**Set problem:** Lines that contain the string "sites" are to be copied; leave out all others.

**Provided entries:**

** START **

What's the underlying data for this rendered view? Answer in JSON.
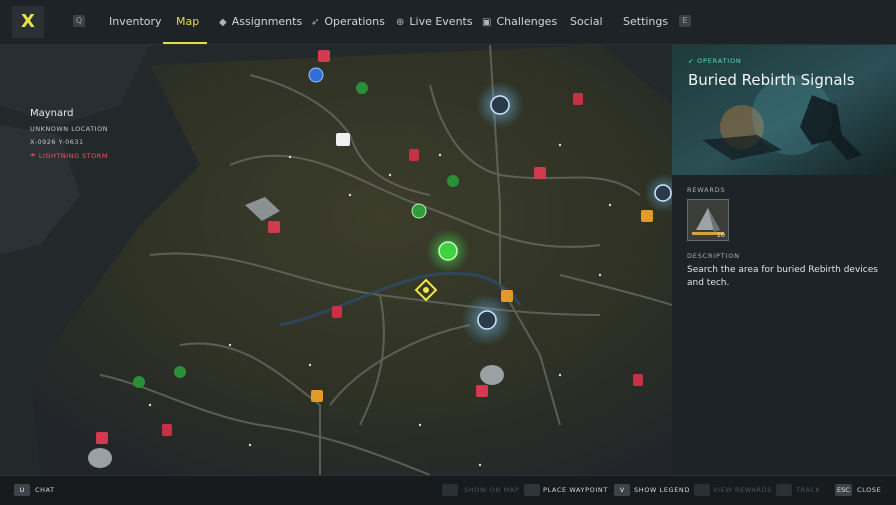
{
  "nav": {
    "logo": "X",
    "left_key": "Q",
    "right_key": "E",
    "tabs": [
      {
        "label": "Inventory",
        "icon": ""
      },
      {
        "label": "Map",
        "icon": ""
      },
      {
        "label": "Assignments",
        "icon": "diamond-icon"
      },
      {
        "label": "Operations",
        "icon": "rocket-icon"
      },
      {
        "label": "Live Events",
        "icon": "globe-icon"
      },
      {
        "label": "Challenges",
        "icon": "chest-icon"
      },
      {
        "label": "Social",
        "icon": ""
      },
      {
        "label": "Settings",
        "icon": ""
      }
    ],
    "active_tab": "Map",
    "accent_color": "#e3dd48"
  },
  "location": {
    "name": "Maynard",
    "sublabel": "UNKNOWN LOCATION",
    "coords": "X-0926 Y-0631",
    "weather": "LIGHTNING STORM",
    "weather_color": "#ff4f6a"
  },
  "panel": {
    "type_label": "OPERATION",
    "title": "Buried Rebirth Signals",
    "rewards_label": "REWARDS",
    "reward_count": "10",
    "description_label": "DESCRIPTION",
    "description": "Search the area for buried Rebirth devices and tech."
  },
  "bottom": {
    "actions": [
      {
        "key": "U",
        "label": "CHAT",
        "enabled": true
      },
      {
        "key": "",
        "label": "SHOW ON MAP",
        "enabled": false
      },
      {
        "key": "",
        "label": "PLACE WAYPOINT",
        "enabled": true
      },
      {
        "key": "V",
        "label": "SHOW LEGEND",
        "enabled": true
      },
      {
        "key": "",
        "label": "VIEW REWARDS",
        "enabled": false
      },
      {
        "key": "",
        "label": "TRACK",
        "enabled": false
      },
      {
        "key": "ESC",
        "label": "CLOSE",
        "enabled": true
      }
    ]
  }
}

** END **
** START **

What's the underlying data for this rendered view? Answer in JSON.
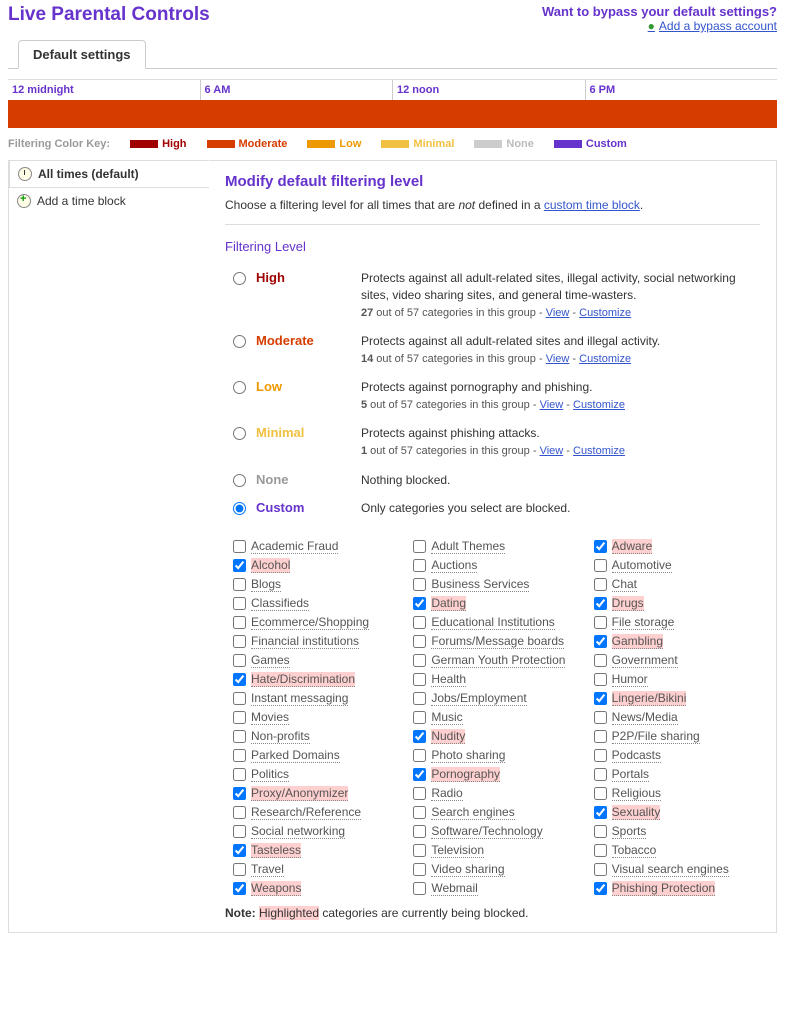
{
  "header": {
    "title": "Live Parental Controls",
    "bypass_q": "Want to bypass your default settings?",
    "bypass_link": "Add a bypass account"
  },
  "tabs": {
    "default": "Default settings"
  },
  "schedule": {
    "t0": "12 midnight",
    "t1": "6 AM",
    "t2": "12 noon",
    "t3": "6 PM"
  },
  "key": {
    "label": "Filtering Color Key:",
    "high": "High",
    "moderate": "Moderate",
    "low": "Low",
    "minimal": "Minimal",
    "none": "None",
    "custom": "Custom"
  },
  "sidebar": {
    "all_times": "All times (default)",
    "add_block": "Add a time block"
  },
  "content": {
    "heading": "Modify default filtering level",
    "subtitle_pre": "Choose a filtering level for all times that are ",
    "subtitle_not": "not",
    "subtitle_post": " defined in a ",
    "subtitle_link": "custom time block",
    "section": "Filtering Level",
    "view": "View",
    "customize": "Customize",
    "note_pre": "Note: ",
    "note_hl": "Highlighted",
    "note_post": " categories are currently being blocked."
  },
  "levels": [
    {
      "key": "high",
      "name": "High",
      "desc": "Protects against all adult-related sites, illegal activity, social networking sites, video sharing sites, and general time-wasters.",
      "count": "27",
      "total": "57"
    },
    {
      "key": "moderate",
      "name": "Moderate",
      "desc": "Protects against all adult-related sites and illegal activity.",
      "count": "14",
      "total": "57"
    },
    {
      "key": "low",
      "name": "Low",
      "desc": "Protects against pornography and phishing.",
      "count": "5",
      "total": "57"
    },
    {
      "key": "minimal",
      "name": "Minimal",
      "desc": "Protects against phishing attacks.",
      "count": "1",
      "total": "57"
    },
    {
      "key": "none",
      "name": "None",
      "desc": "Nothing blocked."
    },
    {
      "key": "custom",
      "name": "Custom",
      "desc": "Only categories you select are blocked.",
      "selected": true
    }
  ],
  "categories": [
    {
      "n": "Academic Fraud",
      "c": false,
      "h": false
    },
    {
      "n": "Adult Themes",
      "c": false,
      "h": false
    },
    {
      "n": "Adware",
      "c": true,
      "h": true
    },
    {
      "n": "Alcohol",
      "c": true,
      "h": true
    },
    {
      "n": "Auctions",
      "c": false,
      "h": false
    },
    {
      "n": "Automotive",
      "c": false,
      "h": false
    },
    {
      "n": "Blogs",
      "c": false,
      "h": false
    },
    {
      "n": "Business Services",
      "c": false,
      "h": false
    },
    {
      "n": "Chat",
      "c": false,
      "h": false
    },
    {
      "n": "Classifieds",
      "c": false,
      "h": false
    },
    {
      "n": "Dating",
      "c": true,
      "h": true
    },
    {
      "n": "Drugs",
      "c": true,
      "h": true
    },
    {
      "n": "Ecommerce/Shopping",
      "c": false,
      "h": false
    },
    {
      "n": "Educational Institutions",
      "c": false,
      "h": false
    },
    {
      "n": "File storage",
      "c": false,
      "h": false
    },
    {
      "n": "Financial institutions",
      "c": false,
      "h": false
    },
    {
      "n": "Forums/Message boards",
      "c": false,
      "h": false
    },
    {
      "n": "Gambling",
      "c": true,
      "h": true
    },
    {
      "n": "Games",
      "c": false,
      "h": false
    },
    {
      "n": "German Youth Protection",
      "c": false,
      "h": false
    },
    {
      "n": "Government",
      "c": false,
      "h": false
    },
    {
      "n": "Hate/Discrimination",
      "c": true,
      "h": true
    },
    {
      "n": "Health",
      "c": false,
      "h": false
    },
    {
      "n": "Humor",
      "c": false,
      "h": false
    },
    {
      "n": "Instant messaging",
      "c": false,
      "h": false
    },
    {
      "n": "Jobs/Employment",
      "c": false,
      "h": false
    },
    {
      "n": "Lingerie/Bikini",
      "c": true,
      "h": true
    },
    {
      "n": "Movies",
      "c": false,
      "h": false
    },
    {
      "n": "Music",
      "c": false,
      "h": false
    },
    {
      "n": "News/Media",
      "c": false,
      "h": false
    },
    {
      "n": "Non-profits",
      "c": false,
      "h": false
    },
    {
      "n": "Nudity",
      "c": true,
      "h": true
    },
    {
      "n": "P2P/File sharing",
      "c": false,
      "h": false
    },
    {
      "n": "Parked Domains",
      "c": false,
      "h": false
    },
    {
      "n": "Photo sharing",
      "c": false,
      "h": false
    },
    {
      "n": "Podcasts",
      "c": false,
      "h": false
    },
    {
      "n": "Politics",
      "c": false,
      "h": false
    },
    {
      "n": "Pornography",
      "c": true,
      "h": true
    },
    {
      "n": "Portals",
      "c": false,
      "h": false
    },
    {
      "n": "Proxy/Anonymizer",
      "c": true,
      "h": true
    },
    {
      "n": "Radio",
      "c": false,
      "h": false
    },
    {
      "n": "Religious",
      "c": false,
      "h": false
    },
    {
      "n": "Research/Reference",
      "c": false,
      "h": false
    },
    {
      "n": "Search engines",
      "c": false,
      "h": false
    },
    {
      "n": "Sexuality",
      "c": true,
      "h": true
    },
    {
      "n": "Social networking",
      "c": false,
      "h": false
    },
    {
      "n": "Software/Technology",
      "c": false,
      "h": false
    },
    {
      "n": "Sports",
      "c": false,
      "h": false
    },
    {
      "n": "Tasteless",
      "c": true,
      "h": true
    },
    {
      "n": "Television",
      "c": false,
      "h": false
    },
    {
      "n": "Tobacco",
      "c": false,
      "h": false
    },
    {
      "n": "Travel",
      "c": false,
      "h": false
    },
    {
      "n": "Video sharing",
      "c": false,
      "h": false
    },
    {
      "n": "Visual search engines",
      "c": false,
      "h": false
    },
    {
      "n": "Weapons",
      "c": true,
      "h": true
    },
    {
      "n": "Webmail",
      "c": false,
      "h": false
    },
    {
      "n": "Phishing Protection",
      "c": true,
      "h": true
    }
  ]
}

** END **

**Worked solution:**
      "desc": "Protects against all adult-related sites, illegal activity, social networking sites, video sharing sites, and general time-wasters.",
      "desc": "Protects against all adult-related sites and illegal activity.",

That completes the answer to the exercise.